Provided records:
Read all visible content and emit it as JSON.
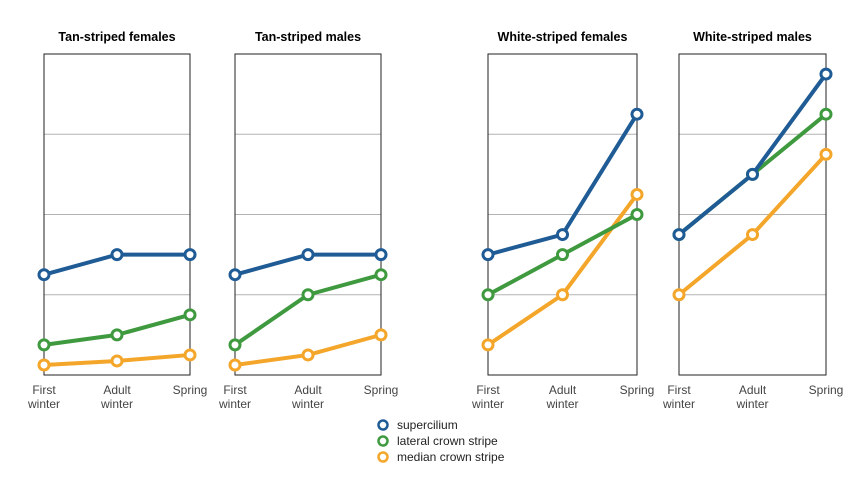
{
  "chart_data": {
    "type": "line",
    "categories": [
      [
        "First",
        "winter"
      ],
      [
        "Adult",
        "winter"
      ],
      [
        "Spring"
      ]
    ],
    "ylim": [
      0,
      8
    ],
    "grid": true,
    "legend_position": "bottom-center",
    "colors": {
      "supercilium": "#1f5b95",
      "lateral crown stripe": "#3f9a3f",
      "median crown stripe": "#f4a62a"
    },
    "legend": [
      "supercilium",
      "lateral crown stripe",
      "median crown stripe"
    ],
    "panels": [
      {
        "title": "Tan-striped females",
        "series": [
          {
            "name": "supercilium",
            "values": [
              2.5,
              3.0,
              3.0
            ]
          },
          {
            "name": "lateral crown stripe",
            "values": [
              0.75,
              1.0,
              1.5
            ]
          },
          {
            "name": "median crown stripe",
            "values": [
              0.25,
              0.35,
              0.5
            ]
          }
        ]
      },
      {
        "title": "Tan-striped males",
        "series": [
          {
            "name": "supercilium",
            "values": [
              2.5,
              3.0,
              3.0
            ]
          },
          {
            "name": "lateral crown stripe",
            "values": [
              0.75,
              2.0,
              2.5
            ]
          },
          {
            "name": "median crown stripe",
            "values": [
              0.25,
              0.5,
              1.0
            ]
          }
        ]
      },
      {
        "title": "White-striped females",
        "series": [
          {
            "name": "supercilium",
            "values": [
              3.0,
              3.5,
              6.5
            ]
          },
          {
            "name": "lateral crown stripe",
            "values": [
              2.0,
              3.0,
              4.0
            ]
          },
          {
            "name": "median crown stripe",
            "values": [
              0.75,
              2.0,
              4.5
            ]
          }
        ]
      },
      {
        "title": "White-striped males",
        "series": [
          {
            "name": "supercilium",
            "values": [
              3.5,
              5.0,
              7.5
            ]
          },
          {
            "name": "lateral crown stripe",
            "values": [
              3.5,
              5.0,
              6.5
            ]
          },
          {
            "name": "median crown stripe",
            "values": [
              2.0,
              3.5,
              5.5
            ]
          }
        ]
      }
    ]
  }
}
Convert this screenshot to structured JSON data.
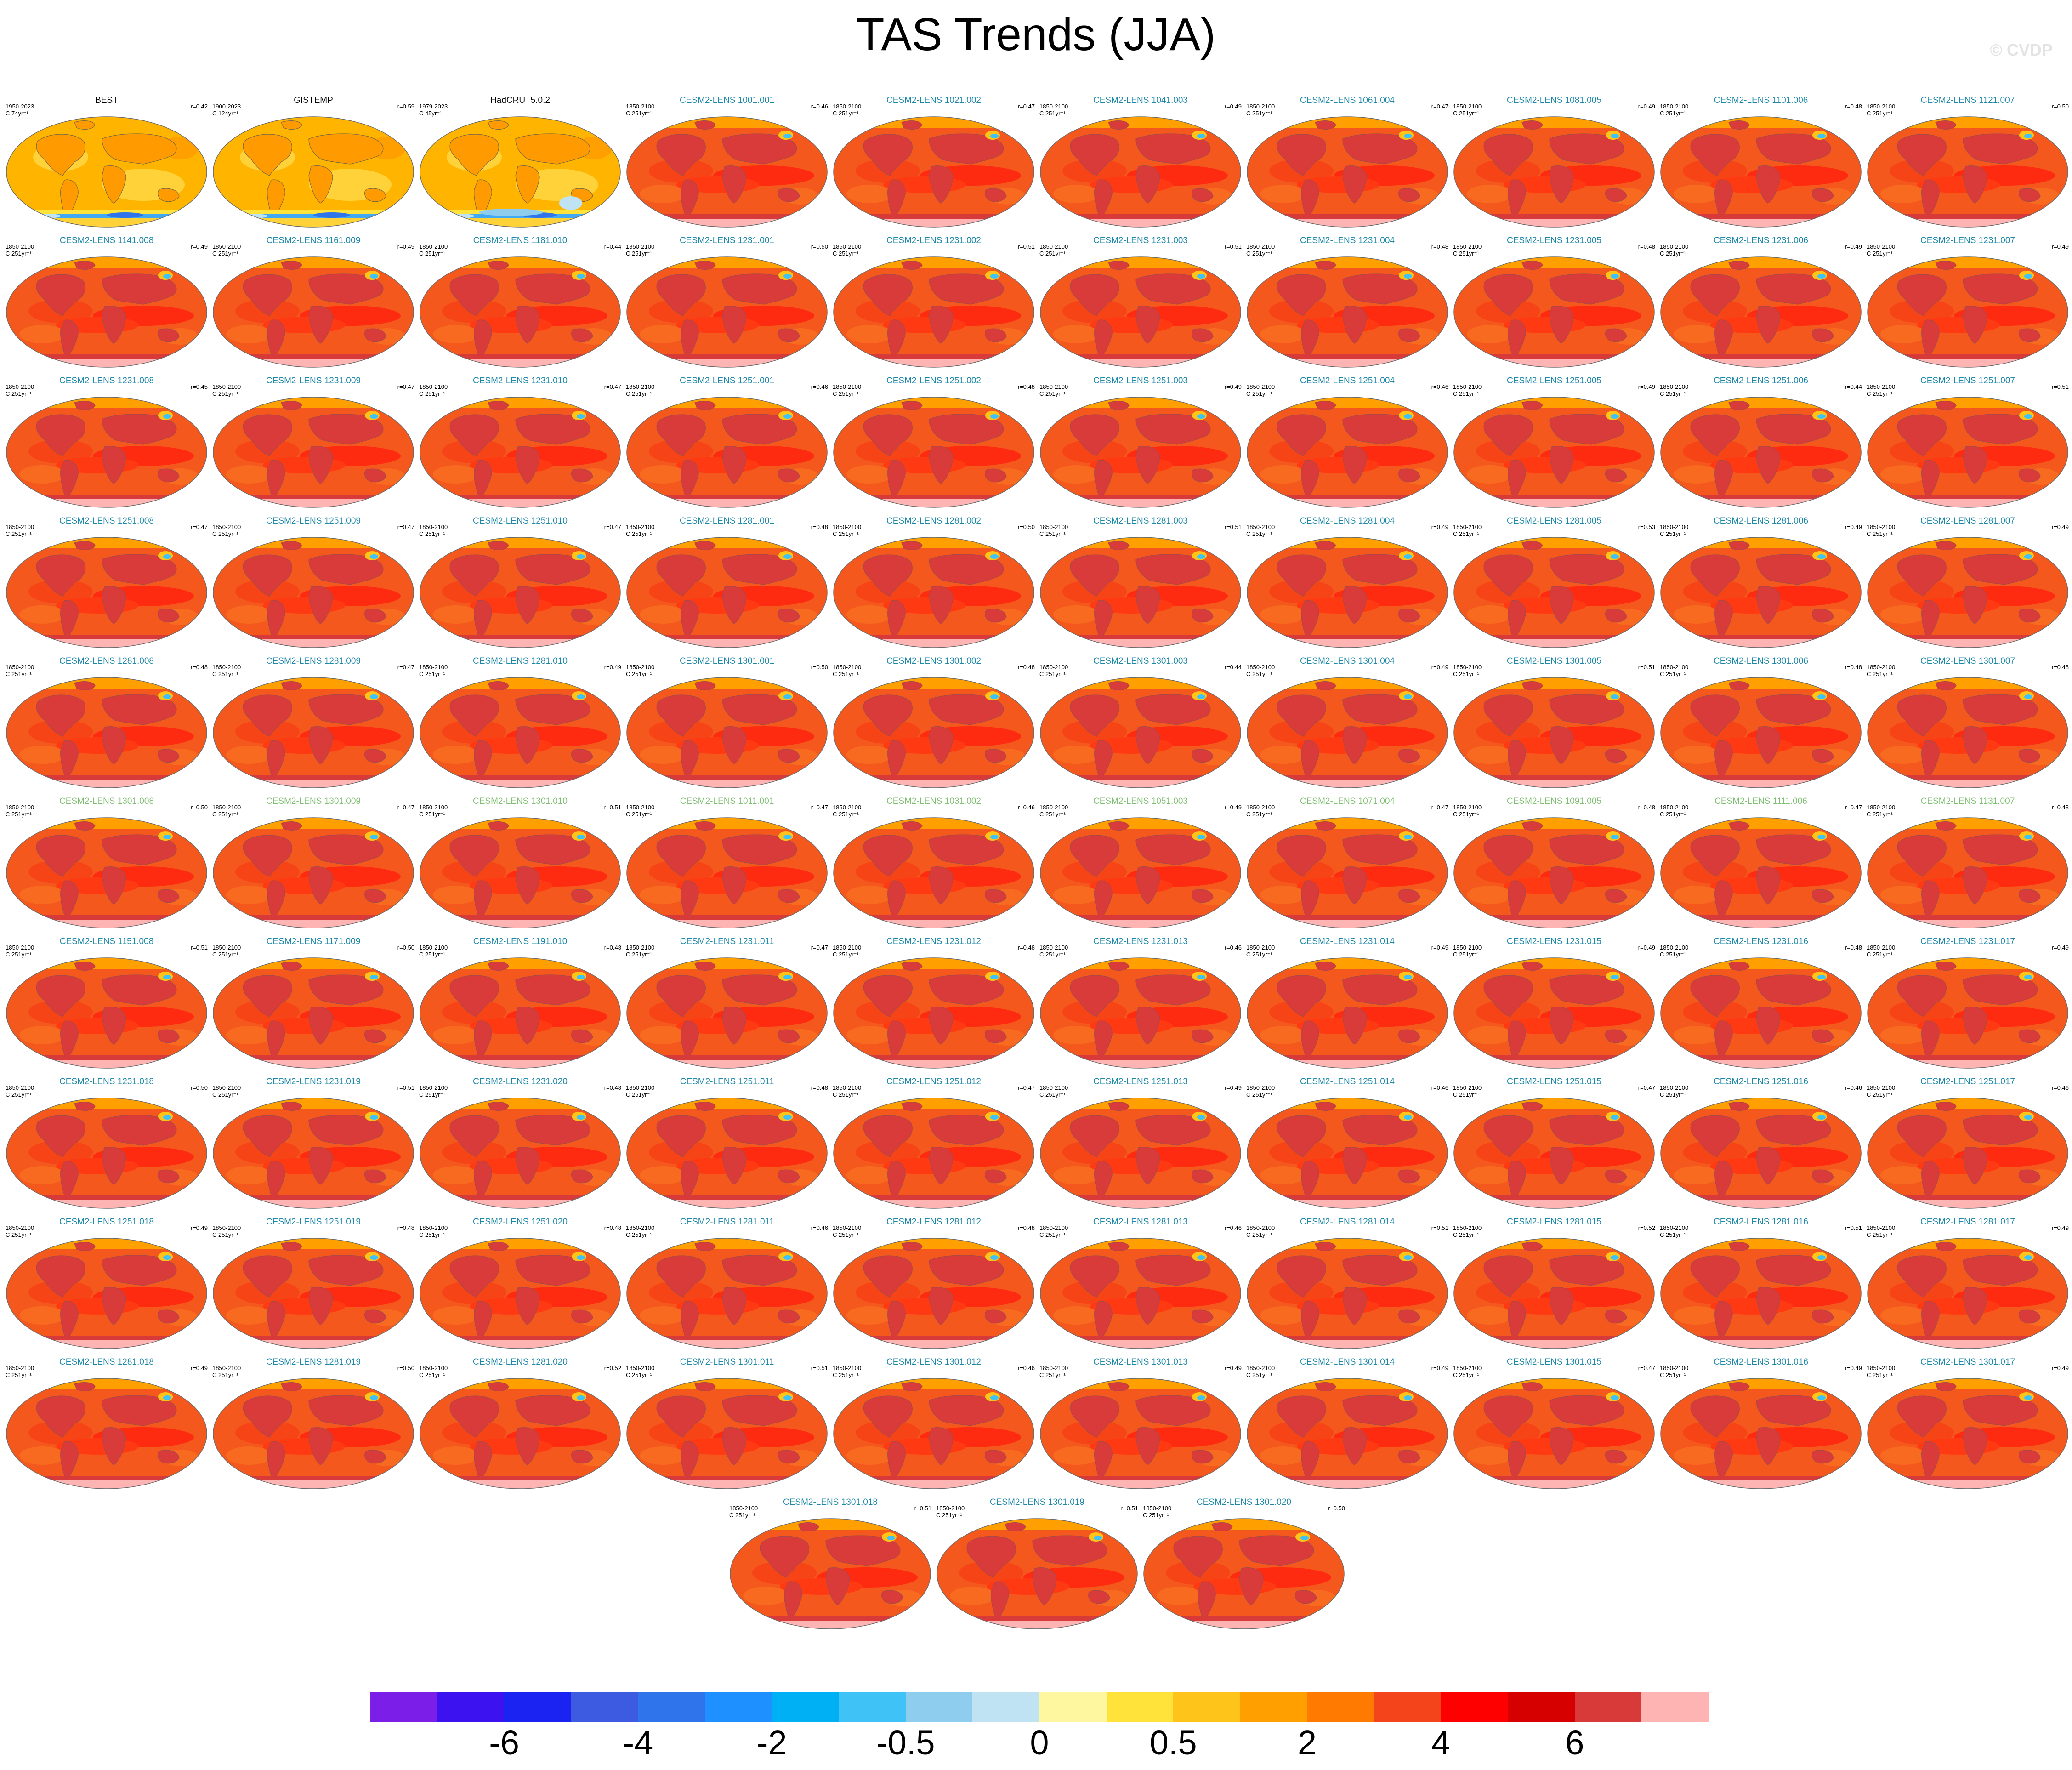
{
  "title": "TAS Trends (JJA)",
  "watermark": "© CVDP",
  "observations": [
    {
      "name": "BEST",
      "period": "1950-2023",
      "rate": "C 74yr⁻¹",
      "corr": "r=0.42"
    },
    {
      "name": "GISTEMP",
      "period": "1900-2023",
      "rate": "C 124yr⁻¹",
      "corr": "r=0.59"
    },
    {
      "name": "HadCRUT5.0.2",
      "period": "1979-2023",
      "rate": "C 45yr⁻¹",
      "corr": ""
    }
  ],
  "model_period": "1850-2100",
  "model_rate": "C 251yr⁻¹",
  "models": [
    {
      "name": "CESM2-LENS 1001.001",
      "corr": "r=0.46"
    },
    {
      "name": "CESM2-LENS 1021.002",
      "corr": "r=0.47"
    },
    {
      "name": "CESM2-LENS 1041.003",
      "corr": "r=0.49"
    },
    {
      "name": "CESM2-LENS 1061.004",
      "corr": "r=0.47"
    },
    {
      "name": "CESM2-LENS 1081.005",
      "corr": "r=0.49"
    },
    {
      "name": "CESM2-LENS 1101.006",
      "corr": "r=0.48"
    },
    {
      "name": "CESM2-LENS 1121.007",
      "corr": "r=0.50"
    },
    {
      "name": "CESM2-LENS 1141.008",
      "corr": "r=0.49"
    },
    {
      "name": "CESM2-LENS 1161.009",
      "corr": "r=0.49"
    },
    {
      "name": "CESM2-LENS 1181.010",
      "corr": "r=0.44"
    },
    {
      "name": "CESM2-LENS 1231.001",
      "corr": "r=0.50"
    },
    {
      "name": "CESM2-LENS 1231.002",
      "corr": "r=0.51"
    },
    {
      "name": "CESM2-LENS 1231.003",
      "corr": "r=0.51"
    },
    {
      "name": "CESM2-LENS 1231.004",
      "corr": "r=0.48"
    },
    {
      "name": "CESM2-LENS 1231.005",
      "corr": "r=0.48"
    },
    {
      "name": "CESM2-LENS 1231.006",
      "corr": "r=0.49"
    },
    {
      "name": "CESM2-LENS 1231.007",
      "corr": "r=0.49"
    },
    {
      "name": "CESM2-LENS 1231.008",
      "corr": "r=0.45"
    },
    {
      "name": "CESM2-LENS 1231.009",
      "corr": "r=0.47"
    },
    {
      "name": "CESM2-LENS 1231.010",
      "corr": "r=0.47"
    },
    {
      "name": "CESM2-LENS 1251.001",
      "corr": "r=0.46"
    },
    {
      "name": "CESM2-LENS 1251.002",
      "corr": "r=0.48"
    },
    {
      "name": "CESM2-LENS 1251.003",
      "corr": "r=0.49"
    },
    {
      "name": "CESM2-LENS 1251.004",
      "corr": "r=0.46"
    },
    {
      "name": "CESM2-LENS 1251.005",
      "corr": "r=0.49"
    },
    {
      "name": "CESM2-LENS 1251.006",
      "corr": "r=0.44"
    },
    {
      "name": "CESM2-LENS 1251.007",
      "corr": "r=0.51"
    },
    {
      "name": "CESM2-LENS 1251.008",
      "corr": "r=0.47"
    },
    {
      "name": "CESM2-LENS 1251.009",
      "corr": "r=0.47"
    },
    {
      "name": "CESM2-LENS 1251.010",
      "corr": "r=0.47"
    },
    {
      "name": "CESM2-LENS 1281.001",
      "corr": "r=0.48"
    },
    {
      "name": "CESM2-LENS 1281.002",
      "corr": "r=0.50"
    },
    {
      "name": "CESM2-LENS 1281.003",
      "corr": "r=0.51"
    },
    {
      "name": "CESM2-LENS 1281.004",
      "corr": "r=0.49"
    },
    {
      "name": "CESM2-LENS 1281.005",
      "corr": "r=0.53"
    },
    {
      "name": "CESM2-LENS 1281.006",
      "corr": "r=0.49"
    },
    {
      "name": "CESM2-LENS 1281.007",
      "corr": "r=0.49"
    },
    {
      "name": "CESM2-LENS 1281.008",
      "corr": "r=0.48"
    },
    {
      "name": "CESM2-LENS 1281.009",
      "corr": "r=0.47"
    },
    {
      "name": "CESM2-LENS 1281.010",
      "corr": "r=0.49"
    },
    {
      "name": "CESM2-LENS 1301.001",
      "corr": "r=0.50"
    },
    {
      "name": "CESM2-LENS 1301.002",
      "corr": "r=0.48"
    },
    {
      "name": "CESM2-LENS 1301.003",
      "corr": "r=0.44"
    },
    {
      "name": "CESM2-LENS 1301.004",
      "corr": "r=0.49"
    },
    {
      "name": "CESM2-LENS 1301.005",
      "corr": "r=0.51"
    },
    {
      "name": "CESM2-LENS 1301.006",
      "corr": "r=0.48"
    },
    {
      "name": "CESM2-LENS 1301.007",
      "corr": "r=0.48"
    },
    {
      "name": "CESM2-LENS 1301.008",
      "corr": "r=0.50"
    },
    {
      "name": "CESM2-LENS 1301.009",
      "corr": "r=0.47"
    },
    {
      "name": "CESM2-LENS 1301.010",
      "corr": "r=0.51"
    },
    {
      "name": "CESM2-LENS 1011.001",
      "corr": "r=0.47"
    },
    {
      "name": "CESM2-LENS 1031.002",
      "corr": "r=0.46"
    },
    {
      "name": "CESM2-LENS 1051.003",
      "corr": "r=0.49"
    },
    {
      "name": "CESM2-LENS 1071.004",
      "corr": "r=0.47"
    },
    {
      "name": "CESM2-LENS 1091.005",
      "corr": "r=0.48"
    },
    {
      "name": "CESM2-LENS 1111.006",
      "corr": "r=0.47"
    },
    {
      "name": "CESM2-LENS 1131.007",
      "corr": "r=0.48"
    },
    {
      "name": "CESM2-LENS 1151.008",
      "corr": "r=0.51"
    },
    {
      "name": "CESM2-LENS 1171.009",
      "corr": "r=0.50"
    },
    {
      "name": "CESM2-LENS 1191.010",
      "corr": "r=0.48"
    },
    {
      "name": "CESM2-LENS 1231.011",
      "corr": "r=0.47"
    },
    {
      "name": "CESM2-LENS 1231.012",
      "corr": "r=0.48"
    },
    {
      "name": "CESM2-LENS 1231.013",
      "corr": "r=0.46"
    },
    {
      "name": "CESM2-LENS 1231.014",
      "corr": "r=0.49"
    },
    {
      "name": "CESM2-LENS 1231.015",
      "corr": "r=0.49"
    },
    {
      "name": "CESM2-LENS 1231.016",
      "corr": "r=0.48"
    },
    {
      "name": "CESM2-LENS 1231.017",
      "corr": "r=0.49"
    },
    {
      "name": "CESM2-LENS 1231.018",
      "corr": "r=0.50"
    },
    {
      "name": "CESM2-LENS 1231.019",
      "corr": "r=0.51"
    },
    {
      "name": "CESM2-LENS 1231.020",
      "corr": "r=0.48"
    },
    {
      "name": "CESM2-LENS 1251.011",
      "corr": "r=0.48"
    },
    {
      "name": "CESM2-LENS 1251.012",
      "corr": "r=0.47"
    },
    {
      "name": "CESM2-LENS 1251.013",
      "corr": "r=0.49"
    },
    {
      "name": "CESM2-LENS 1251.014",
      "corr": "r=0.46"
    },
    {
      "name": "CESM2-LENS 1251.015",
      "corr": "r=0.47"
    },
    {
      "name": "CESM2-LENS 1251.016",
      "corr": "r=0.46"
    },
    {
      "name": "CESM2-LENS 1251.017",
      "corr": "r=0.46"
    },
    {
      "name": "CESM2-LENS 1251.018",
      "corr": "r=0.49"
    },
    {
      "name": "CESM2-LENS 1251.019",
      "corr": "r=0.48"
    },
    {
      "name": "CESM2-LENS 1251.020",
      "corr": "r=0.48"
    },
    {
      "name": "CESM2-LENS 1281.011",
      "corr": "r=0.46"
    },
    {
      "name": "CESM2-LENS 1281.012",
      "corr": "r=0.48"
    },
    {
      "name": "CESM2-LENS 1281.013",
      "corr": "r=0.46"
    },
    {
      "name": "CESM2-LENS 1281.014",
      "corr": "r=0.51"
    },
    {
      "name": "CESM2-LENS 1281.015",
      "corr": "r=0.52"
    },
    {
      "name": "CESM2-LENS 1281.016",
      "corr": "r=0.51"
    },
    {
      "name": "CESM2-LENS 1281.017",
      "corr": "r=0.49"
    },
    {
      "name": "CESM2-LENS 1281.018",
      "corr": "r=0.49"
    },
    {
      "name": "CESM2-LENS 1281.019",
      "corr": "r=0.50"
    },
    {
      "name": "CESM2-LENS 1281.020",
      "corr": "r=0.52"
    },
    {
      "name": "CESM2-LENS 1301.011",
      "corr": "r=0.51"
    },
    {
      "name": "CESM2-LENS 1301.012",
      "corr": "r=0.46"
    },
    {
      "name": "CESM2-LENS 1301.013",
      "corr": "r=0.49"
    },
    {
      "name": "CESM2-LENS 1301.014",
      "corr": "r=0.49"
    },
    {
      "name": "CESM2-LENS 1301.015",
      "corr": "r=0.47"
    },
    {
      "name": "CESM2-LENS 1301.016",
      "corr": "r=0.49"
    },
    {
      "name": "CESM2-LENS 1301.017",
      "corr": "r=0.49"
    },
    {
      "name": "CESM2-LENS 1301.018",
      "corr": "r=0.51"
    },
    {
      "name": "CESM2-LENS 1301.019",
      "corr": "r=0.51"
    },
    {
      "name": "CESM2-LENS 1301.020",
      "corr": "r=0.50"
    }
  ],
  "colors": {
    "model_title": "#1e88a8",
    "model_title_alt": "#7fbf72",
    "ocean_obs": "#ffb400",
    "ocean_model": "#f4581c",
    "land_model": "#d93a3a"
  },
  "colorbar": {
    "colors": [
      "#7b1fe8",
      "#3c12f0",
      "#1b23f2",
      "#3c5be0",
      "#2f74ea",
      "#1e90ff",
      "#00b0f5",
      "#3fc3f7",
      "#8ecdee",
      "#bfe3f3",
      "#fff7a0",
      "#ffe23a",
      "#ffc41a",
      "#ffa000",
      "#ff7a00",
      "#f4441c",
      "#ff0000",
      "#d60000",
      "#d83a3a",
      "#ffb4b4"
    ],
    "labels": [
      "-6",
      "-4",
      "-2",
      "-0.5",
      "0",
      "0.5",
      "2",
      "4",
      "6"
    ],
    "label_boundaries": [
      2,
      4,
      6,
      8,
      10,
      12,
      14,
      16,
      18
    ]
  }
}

Task objective:
Show every line in the records above that contains the word "White".

Final result:
        "title": "White-striped females",
        "title": "White-striped males",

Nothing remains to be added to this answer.